WORK INSTRUCTIONS. Across the entries below, how many lines contain the word "Length"? Give the number alone.

AVAILABLE DATA.
'''

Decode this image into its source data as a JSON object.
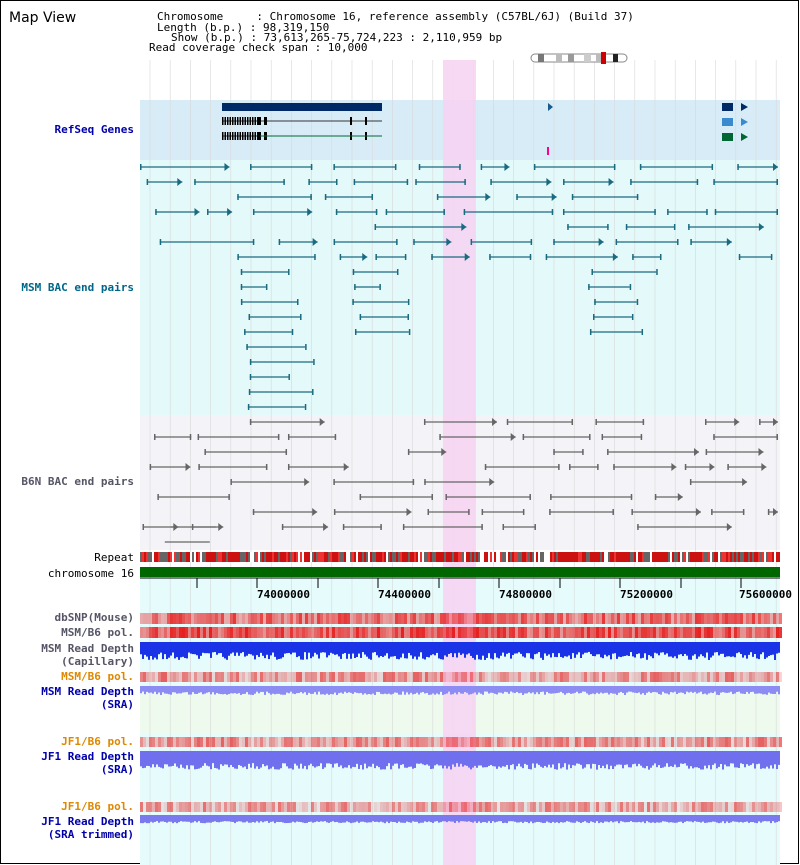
{
  "header": {
    "title": "Map View",
    "chromosome_line": "Chromosome     : Chromosome 16, reference assembly (C57BL/6J) (Build 37)",
    "length_line": "Length (b.p.) : 98,319,150",
    "show_line": "Show (b.p.) : 73,613,265-75,724,223 : 2,110,959 bp",
    "coverage_line": "Read coverage check span : 10,000"
  },
  "tracks": {
    "refseq": "RefSeq Genes",
    "msm_bac": "MSM BAC end pairs",
    "b6n_bac": "B6N BAC end pairs",
    "repeat": "Repeat",
    "chromosome": "chromosome 16",
    "dbsnp": "dbSNP(Mouse)",
    "msm_b6_pol_1": "MSM/B6 pol.",
    "msm_read_depth_cap_1": "MSM Read Depth",
    "msm_read_depth_cap_2": "(Capillary)",
    "msm_b6_pol_2": "MSM/B6 pol.",
    "msm_read_depth_sra_1": "MSM Read Depth",
    "msm_read_depth_sra_2": "(SRA)",
    "jf1_b6_pol_1": "JF1/B6 pol.",
    "jf1_read_depth_sra_1": "JF1 Read Depth",
    "jf1_read_depth_sra_2": "(SRA)",
    "jf1_b6_pol_2": "JF1/B6 pol.",
    "jf1_read_depth_trim_1": "JF1 Read Depth",
    "jf1_read_depth_trim_2": "(SRA trimmed)"
  },
  "ruler": {
    "ticks": [
      "74000000",
      "74400000",
      "74800000",
      "75200000",
      "75600000"
    ]
  },
  "colors": {
    "refseq_bg": "#d8ecf8",
    "msm_bg": "#e4fafa",
    "b6n_bg": "#f4f4f8",
    "highlight": "#f7d2f2",
    "chromosome_bar": "#006600",
    "msm_bac_line": "#1a6a80",
    "b6n_bac_line": "#666666",
    "gene_dark": "#002a66",
    "gene_green": "#006633",
    "read_depth_cap": "#1a33e6",
    "read_depth_sra": "#8c8cf2",
    "pol_red": "#e62626",
    "label_blue": "#0000aa",
    "label_orange": "#dd8800",
    "label_teal": "#006688",
    "label_gray": "#555566"
  }
}
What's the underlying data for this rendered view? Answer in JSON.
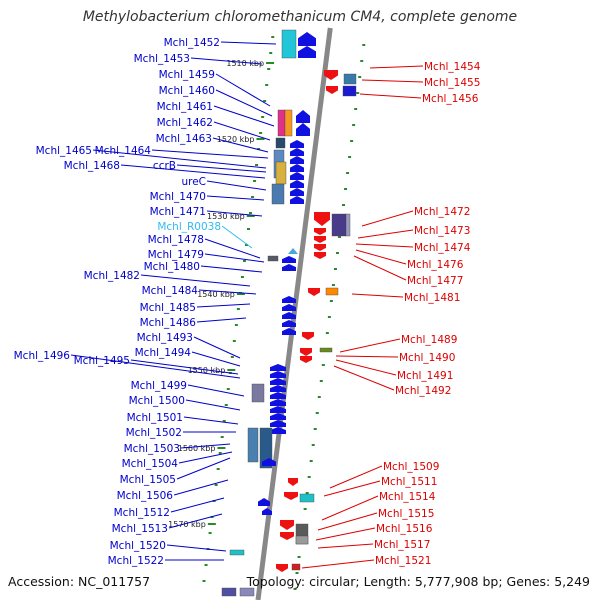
{
  "title": "Methylobacterium chloromethanicum CM4, complete genome",
  "footer": {
    "accession": "Accession: NC_011757",
    "summary": "Topology: circular; Length: 5,777,908 bp; Genes: 5,249"
  },
  "colors": {
    "left_labels": "#0000cc",
    "right_labels": "#dd0000",
    "rna_label": "#33bbee",
    "backbone": "#888888",
    "ticks": "#2a8a2a"
  },
  "scale_marks": [
    "1510 kbp",
    "1520 kbp",
    "1530 kbp",
    "1540 kbp",
    "1550 kbp",
    "1560 kbp",
    "1570 kbp"
  ],
  "left_genes": [
    "Mchl_1452",
    "Mchl_1453",
    "Mchl_1459",
    "Mchl_1460",
    "Mchl_1461",
    "Mchl_1462",
    "Mchl_1463",
    "Mchl_1465",
    "Mchl_1464",
    "Mchl_1468",
    "ccrB",
    "ureC",
    "Mchl_1470",
    "Mchl_1471",
    "Mchl_R0038",
    "Mchl_1478",
    "Mchl_1479",
    "Mchl_1480",
    "Mchl_1482",
    "Mchl_1484",
    "Mchl_1485",
    "Mchl_1486",
    "Mchl_1493",
    "Mchl_1494",
    "Mchl_1496",
    "Mchl_1495",
    "Mchl_1499",
    "Mchl_1500",
    "Mchl_1501",
    "Mchl_1502",
    "Mchl_1503",
    "Mchl_1504",
    "Mchl_1505",
    "Mchl_1506",
    "Mchl_1512",
    "Mchl_1513",
    "Mchl_1520",
    "Mchl_1522"
  ],
  "right_genes": [
    "Mchl_1454",
    "Mchl_1455",
    "Mchl_1456",
    "Mchl_1472",
    "Mchl_1473",
    "Mchl_1474",
    "Mchl_1476",
    "Mchl_1477",
    "Mchl_1481",
    "Mchl_1489",
    "Mchl_1490",
    "Mchl_1491",
    "Mchl_1492",
    "Mchl_1509",
    "Mchl_1511",
    "Mchl_1514",
    "Mchl_1515",
    "Mchl_1516",
    "Mchl_1517",
    "Mchl_1521"
  ]
}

'''

TASK SOLUTION. 2